WHAT YOU WILL DO ->
Report, as a bare number, how many lines of the material below contain the word "Cube".

DATA LINES ->
## START
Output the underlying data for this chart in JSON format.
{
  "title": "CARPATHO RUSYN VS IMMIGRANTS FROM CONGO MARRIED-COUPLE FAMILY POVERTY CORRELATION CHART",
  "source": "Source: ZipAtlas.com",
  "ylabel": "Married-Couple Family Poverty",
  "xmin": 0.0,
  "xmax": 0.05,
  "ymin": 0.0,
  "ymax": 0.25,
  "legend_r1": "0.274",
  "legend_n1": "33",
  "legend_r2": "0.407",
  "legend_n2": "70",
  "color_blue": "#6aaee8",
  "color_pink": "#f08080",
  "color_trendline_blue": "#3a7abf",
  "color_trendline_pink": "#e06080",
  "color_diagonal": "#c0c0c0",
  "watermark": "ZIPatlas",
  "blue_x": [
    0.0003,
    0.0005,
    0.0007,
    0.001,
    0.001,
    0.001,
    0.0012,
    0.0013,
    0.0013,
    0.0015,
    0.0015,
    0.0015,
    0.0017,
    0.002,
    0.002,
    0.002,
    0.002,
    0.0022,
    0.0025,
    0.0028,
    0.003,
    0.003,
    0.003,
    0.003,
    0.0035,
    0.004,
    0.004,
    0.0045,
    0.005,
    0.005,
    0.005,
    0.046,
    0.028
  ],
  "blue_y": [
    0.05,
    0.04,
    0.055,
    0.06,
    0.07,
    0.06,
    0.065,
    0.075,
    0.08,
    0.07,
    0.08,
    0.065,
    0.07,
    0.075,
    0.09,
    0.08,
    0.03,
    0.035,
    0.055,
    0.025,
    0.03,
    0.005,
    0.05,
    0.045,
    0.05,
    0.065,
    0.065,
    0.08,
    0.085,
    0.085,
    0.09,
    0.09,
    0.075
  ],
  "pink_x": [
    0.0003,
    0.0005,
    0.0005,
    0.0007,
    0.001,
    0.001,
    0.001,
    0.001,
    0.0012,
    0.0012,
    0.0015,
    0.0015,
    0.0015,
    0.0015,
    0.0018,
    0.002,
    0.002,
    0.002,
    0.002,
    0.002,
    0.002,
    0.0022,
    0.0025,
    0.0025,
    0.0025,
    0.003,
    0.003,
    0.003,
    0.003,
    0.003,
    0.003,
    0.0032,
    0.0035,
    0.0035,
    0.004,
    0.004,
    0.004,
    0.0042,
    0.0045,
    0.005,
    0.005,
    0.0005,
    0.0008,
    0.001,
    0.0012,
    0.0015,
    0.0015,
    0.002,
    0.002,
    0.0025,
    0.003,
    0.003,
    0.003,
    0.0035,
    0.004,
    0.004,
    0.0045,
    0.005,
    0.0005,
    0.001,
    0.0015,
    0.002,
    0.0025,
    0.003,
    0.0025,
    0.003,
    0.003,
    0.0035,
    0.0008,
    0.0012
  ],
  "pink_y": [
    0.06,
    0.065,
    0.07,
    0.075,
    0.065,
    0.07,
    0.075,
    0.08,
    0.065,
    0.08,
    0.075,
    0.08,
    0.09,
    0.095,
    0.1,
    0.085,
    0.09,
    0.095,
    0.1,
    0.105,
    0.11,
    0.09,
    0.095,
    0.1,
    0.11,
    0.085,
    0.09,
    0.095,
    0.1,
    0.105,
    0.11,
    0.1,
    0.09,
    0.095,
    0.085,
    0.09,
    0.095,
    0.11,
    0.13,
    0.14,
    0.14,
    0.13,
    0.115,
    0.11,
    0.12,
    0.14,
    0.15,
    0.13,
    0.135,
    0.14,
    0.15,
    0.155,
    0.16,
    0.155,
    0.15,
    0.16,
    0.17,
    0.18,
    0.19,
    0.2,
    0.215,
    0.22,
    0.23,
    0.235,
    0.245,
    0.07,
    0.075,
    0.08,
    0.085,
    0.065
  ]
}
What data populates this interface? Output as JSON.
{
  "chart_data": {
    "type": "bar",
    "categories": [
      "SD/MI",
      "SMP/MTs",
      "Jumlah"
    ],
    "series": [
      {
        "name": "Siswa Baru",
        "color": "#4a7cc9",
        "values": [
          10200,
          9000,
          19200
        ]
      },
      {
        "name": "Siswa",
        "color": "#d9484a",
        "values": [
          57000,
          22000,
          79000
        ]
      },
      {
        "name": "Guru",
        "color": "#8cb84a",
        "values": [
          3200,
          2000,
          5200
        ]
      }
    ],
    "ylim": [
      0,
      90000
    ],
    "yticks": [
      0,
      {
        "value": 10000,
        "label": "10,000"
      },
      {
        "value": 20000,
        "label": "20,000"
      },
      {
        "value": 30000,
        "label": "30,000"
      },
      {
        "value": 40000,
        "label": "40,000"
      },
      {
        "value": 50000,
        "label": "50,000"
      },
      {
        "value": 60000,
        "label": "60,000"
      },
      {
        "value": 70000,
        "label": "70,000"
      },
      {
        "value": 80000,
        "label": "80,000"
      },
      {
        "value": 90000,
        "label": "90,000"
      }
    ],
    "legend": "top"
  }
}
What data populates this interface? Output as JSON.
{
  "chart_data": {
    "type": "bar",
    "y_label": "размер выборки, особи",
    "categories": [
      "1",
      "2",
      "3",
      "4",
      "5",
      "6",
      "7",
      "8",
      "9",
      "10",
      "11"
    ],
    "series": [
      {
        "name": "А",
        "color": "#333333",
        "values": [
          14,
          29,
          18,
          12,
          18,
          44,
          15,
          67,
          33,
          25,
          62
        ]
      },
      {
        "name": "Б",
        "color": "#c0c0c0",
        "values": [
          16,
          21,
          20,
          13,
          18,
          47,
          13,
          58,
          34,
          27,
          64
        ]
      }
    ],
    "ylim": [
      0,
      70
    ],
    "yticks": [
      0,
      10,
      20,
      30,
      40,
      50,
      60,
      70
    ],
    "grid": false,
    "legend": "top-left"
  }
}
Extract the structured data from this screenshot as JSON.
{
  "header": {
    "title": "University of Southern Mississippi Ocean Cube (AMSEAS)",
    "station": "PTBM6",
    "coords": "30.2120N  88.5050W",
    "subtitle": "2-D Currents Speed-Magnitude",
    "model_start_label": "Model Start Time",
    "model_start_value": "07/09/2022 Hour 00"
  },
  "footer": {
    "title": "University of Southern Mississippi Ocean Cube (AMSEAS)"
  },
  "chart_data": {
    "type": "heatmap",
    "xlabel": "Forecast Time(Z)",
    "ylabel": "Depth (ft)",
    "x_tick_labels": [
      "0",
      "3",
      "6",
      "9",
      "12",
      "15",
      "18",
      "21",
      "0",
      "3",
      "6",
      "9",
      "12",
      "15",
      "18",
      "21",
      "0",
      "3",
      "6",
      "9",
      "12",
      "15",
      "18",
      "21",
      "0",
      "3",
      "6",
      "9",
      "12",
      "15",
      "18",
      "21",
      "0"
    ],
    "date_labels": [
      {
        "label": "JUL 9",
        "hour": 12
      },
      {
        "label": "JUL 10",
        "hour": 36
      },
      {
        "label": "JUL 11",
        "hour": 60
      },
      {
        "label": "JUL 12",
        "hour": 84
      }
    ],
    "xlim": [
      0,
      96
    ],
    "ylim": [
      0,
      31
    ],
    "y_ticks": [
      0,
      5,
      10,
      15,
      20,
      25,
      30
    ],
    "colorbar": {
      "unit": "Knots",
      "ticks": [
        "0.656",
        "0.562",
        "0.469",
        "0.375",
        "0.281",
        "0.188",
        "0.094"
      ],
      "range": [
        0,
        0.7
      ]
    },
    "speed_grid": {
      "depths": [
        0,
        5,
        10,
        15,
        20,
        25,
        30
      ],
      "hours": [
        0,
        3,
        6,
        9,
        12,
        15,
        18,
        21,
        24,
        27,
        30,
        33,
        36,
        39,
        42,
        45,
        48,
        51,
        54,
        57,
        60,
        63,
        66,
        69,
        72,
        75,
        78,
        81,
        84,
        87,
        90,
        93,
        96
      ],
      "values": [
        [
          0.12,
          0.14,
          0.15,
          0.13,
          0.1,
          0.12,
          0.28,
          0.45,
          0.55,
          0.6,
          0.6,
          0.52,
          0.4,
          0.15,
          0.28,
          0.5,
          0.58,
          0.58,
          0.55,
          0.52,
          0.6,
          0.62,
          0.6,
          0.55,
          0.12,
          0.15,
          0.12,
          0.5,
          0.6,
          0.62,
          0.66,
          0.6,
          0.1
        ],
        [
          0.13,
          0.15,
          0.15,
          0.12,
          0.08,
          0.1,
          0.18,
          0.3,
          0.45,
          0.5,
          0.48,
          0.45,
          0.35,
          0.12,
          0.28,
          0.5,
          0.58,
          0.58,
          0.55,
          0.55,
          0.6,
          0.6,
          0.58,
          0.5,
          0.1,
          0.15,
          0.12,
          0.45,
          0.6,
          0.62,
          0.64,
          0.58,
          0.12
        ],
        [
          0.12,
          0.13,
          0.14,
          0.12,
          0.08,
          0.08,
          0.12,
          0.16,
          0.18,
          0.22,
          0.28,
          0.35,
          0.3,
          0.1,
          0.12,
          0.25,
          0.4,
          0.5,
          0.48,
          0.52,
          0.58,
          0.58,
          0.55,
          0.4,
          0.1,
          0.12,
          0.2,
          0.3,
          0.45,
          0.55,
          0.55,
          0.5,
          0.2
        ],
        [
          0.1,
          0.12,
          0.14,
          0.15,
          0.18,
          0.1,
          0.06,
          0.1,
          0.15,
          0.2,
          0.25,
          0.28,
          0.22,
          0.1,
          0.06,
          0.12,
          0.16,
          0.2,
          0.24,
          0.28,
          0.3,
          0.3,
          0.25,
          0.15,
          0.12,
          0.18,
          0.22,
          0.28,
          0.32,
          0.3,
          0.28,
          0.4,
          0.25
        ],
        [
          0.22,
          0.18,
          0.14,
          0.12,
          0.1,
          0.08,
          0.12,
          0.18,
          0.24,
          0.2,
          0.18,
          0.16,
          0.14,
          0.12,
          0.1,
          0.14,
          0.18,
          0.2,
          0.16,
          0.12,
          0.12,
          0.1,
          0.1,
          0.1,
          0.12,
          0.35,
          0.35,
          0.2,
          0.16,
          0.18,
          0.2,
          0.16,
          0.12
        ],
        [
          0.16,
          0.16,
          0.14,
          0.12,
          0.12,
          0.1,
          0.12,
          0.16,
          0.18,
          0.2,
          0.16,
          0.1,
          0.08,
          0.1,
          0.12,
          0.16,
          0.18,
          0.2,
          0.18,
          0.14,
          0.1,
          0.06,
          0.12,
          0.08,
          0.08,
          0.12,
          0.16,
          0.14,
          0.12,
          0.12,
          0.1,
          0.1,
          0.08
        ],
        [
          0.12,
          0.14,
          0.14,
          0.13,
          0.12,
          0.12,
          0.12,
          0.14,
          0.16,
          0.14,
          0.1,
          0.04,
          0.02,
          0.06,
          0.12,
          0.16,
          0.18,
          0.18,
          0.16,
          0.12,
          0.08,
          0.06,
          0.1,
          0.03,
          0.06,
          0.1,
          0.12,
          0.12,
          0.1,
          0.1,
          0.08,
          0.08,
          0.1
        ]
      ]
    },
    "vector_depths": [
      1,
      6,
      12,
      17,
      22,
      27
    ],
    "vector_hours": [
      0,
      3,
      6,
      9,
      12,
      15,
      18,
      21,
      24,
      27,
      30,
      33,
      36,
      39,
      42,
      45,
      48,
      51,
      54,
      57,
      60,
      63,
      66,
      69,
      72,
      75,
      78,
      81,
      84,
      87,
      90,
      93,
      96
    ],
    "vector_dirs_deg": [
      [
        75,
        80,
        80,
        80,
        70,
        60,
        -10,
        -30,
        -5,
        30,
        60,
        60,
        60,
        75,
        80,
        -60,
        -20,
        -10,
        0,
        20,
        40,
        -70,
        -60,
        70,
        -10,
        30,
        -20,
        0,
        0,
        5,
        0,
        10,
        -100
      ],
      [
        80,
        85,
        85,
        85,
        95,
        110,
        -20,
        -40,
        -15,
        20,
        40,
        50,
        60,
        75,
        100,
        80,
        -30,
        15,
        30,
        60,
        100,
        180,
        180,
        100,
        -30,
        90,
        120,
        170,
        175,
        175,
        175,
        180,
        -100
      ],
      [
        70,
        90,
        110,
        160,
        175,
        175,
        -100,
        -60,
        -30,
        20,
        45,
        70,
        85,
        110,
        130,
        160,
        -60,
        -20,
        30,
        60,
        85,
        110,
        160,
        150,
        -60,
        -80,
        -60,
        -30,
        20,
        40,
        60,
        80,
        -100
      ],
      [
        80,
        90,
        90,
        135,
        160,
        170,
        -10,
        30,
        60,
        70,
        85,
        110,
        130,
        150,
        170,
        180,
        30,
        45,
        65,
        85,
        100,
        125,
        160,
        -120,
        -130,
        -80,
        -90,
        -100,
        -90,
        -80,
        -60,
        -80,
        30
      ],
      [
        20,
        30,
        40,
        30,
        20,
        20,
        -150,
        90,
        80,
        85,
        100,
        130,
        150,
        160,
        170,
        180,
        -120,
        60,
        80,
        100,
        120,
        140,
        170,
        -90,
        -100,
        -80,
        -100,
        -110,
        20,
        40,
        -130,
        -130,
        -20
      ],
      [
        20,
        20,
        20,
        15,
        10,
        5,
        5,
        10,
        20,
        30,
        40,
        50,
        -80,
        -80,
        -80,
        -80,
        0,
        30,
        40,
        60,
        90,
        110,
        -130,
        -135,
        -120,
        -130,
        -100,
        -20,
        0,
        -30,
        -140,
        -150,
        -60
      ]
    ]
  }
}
## END
ANSWER BELOW ->
2